> _PROBLEM STATEMENT_:
Every line below that mentions the word "Україні" should be copied out.

> _TASK INPUTS_:

---

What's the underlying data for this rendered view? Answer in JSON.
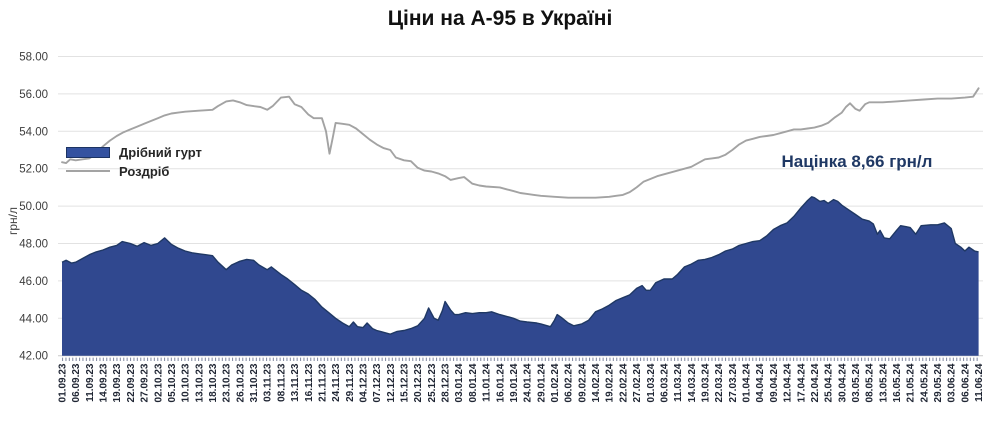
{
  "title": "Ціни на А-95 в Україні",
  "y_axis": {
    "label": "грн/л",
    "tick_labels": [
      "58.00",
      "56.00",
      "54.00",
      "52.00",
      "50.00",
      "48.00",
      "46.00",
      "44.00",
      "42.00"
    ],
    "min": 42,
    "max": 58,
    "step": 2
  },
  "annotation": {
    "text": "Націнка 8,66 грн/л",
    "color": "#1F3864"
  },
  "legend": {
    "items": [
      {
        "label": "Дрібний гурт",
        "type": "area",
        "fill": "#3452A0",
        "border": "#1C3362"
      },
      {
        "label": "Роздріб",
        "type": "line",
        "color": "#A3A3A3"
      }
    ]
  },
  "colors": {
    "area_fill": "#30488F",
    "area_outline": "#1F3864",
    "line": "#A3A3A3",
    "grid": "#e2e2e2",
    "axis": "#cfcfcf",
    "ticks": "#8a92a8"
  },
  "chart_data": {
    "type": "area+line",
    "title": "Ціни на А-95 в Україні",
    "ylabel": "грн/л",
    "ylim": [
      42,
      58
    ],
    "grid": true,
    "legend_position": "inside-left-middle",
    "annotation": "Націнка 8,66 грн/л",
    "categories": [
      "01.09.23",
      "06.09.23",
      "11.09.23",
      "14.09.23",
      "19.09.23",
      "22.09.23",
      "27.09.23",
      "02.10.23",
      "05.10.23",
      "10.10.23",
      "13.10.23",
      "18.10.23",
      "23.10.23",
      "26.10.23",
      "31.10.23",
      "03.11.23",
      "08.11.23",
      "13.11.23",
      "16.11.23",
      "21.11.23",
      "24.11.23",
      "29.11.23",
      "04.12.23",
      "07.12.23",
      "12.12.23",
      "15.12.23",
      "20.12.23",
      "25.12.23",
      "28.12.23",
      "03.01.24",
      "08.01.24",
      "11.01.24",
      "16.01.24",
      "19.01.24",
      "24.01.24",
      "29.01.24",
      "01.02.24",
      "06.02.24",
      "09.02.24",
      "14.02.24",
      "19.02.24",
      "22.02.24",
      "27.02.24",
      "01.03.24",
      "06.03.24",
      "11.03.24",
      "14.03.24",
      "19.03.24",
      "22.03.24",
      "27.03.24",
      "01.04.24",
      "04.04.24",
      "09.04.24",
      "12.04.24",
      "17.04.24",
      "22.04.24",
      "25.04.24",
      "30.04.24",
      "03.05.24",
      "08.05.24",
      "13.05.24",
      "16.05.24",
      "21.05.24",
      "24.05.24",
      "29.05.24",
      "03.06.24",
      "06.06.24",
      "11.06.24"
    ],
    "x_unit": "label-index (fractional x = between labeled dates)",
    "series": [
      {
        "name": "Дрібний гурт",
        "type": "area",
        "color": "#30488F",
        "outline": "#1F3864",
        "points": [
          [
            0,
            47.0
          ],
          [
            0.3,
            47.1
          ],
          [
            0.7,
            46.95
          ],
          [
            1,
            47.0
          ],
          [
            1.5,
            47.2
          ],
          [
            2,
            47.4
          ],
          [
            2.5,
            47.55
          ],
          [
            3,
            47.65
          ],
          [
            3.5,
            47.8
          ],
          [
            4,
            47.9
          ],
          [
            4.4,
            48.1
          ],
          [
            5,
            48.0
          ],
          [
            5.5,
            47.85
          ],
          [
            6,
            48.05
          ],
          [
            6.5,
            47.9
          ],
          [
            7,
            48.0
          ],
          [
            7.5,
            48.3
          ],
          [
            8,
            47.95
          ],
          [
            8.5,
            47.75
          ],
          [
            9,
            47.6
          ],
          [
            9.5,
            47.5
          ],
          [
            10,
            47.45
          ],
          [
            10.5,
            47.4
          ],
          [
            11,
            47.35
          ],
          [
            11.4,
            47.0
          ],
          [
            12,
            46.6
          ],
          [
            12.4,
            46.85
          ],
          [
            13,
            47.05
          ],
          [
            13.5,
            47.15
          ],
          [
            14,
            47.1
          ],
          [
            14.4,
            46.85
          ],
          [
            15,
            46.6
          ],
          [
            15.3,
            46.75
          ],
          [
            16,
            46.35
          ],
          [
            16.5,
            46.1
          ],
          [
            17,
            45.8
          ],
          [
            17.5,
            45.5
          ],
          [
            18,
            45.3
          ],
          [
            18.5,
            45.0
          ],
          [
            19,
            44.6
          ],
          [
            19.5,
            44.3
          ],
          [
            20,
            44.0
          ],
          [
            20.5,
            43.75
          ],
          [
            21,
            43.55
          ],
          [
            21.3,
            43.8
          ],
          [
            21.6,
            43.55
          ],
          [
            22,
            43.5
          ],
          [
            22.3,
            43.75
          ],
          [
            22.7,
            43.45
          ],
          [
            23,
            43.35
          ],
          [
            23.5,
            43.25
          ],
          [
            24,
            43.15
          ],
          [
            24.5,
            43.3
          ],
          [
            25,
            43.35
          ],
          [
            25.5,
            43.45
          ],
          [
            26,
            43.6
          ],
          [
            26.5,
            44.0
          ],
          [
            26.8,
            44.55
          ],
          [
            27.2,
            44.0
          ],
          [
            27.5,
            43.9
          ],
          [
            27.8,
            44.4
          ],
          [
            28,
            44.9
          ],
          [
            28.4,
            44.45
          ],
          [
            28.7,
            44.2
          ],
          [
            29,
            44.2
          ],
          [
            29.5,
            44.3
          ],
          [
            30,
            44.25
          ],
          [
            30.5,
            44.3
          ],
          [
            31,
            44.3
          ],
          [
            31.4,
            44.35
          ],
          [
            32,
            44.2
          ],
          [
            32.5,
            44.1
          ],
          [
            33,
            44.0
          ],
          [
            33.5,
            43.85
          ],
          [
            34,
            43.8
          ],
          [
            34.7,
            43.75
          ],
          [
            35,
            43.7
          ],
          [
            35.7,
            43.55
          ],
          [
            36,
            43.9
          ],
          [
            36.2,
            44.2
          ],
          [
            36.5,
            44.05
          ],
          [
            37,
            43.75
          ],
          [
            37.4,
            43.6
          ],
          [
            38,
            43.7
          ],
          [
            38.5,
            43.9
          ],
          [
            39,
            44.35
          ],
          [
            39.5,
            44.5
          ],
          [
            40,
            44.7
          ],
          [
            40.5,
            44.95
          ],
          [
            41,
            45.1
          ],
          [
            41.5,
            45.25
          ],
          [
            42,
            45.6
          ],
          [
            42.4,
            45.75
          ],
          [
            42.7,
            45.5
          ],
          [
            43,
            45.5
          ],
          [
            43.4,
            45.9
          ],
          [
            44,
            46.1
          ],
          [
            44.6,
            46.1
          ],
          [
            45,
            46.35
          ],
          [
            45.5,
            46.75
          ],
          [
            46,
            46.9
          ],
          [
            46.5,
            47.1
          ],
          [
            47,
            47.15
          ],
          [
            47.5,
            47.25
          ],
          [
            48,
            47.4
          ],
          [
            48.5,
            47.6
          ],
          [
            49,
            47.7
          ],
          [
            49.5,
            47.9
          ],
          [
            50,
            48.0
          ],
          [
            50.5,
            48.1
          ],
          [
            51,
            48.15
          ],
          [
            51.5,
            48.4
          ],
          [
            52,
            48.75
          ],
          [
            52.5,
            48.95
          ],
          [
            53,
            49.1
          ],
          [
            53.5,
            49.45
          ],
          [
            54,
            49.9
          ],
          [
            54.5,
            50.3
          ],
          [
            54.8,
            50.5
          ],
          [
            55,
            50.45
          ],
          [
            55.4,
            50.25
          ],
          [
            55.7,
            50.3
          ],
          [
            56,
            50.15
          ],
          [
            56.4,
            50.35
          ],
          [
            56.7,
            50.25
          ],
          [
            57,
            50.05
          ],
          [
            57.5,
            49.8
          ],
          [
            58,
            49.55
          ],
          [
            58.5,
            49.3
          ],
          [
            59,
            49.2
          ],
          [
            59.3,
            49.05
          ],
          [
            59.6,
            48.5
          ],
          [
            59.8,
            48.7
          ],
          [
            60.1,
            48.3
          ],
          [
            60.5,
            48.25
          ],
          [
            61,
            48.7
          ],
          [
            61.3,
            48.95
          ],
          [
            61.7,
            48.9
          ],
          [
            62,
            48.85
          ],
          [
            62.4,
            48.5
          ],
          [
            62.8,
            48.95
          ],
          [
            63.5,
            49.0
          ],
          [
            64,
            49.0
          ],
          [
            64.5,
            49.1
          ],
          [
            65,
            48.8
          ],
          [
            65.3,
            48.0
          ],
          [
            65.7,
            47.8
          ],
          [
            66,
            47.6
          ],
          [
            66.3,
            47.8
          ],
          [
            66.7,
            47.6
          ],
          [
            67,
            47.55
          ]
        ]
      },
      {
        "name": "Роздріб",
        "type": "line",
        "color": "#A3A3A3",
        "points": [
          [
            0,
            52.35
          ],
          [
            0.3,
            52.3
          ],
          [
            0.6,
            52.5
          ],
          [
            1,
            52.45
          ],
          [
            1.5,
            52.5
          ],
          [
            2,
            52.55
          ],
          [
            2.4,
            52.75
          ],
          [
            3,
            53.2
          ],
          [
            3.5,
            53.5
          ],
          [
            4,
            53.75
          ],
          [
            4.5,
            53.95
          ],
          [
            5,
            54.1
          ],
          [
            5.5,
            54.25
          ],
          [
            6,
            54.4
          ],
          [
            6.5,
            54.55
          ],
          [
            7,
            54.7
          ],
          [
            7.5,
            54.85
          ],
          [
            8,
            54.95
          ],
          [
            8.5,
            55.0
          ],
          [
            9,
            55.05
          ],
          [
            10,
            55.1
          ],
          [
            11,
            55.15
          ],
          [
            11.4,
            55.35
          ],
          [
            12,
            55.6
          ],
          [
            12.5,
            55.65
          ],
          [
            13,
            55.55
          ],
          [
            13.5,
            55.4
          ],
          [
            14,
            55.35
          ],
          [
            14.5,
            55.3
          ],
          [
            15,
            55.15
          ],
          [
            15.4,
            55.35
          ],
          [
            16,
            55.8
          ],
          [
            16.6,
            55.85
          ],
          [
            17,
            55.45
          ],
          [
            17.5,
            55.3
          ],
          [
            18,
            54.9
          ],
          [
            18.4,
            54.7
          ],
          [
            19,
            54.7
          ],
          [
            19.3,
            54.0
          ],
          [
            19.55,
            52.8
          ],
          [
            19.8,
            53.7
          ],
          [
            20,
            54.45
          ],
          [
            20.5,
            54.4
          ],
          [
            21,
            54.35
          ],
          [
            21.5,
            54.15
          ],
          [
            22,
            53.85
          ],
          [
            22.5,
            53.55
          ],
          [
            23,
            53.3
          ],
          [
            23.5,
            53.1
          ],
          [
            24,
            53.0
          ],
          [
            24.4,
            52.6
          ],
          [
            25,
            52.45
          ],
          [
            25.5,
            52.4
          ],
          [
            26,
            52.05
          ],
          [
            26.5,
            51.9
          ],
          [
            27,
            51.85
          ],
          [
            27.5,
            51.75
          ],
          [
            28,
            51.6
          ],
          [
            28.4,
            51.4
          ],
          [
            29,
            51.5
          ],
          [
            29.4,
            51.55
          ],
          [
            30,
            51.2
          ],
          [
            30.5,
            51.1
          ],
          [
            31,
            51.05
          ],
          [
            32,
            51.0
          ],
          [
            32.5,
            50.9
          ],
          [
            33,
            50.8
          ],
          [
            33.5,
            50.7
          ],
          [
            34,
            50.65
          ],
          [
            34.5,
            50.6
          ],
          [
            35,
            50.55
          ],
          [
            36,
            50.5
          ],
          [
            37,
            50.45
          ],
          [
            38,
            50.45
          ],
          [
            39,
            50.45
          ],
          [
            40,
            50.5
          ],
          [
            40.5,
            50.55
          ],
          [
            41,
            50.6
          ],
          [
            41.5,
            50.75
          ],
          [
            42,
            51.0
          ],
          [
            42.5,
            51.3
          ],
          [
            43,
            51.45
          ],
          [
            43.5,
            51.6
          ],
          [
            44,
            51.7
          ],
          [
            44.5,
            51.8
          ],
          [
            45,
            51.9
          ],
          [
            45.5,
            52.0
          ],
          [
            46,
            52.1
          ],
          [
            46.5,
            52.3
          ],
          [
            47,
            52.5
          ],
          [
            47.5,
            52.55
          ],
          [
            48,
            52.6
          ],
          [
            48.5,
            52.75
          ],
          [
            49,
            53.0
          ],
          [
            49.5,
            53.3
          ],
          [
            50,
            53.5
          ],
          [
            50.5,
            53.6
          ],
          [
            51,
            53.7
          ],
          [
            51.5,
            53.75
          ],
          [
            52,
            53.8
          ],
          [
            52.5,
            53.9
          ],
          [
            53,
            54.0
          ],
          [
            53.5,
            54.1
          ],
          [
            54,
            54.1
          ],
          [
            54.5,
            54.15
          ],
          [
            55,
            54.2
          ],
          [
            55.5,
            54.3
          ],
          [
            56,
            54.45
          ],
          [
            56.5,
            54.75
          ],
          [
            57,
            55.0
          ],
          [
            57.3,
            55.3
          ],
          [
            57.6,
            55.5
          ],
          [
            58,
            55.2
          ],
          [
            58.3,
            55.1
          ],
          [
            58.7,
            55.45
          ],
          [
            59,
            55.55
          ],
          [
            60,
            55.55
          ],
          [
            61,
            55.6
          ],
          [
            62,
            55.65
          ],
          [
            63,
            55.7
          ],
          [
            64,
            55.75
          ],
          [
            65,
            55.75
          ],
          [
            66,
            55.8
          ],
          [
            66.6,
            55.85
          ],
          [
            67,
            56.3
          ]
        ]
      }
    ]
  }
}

---

> _FINISHED ANSWER_:
  "title": "Ціни на А-95 в Україні",
    "title": "Ціни на А-95 в Україні",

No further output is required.